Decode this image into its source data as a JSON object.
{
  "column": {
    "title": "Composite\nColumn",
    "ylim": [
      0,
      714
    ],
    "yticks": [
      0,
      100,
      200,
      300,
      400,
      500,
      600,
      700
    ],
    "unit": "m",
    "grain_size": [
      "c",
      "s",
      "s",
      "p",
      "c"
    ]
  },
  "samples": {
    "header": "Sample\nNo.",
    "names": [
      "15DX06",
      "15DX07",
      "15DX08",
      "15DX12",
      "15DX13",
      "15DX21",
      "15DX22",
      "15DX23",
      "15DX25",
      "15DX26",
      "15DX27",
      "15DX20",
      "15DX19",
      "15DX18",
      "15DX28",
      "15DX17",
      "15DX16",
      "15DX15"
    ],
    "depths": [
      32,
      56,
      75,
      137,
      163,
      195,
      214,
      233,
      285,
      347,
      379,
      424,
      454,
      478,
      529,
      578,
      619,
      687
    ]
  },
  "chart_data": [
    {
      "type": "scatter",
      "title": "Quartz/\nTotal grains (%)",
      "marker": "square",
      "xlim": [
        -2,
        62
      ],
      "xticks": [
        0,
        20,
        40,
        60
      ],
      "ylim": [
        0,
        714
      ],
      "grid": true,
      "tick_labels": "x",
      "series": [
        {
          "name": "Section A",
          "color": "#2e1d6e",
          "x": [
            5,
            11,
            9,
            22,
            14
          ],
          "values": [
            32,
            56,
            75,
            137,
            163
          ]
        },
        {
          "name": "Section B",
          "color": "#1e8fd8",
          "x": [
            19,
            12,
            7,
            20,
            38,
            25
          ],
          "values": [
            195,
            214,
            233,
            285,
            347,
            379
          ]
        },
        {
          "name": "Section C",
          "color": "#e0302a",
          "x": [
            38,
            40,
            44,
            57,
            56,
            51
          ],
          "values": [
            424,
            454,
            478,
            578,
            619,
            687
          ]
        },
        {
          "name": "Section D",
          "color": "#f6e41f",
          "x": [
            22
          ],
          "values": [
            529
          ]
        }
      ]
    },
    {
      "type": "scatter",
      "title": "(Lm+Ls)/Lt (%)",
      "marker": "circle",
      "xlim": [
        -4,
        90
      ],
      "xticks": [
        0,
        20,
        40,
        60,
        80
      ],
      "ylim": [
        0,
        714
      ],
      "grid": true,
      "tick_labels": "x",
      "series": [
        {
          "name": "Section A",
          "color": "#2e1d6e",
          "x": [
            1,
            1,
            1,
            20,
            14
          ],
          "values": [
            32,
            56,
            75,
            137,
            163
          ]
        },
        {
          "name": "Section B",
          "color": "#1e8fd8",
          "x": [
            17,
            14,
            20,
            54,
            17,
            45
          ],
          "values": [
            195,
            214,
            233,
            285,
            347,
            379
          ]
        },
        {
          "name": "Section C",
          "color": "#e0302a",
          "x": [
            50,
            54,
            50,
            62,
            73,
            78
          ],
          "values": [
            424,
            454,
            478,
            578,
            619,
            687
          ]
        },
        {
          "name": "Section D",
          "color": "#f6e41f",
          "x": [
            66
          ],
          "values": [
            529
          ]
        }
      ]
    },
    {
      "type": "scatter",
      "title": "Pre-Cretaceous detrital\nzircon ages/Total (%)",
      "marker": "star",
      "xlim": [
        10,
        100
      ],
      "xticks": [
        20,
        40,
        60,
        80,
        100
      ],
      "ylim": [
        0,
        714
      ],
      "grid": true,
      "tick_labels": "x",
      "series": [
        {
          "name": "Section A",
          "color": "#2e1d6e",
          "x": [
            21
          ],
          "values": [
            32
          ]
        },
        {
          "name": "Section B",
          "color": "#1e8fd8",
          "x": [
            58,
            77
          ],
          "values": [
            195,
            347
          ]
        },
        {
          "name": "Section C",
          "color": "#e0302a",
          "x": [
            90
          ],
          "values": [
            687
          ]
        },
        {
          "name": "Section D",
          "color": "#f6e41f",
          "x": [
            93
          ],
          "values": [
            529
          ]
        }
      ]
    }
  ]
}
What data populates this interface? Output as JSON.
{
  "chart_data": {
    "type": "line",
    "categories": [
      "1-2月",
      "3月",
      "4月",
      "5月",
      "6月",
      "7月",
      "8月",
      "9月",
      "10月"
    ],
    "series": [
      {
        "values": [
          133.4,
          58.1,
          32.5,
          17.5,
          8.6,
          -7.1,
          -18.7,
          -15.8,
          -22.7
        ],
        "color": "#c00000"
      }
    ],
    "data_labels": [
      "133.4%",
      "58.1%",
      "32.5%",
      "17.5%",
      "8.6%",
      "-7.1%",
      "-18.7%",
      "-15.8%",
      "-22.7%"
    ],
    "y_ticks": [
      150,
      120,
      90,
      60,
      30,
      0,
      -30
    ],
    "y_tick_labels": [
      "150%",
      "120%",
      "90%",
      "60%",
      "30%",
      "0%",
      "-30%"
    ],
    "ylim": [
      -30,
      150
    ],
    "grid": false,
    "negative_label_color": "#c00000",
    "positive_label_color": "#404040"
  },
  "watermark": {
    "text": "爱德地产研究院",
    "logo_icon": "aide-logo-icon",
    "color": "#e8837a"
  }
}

What the task requires →
Choose all lines containing the string "this" and copy them out.

Response to the task →
Decode this image into its source data as a JSON object.
What data populates this interface? Output as JSON.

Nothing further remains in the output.